BRIEF
All entries are to be given again verbatim.

DATA SECTION
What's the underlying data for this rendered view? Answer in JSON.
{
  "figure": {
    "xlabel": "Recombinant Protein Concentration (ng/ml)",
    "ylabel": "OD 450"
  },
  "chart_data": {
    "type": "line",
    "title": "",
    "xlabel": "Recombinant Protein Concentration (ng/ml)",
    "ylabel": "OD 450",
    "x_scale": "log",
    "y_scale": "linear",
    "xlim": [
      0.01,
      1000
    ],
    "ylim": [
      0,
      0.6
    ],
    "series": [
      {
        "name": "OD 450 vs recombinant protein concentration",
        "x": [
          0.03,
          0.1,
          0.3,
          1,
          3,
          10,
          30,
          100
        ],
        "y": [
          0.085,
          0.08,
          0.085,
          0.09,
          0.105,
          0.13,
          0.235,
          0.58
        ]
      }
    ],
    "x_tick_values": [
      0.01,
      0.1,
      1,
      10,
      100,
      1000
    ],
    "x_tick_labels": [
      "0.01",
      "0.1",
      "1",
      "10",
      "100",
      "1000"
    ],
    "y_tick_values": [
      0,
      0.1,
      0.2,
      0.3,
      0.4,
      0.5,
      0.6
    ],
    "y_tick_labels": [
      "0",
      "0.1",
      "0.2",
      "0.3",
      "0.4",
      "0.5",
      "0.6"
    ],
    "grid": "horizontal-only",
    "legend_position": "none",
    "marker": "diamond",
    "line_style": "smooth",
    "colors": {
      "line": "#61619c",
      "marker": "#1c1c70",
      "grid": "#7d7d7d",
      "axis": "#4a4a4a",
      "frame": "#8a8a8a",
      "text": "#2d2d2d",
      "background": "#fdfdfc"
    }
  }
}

ANSWER TO THIS TASK
What's the underlying data for this rendered view? Answer in JSON.
{
  "figure": {
    "xlabel": "Recombinant Protein Concentration (ng/ml)",
    "ylabel": "OD 450"
  },
  "chart_data": {
    "type": "line",
    "title": "",
    "xlabel": "Recombinant Protein Concentration (ng/ml)",
    "ylabel": "OD 450",
    "x_scale": "log",
    "y_scale": "linear",
    "xlim": [
      0.01,
      1000
    ],
    "ylim": [
      0,
      0.6
    ],
    "series": [
      {
        "name": "OD 450 vs recombinant protein concentration",
        "x": [
          0.03,
          0.1,
          0.3,
          1,
          3,
          10,
          30,
          100
        ],
        "y": [
          0.085,
          0.08,
          0.085,
          0.09,
          0.105,
          0.13,
          0.235,
          0.58
        ]
      }
    ],
    "x_tick_values": [
      0.01,
      0.1,
      1,
      10,
      100,
      1000
    ],
    "x_tick_labels": [
      "0.01",
      "0.1",
      "1",
      "10",
      "100",
      "1000"
    ],
    "y_tick_values": [
      0,
      0.1,
      0.2,
      0.3,
      0.4,
      0.5,
      0.6
    ],
    "y_tick_labels": [
      "0",
      "0.1",
      "0.2",
      "0.3",
      "0.4",
      "0.5",
      "0.6"
    ],
    "grid": "horizontal-only",
    "legend_position": "none",
    "marker": "diamond",
    "line_style": "smooth",
    "colors": {
      "line": "#61619c",
      "marker": "#1c1c70",
      "grid": "#7d7d7d",
      "axis": "#4a4a4a",
      "frame": "#8a8a8a",
      "text": "#2d2d2d",
      "background": "#fdfdfc"
    }
  }
}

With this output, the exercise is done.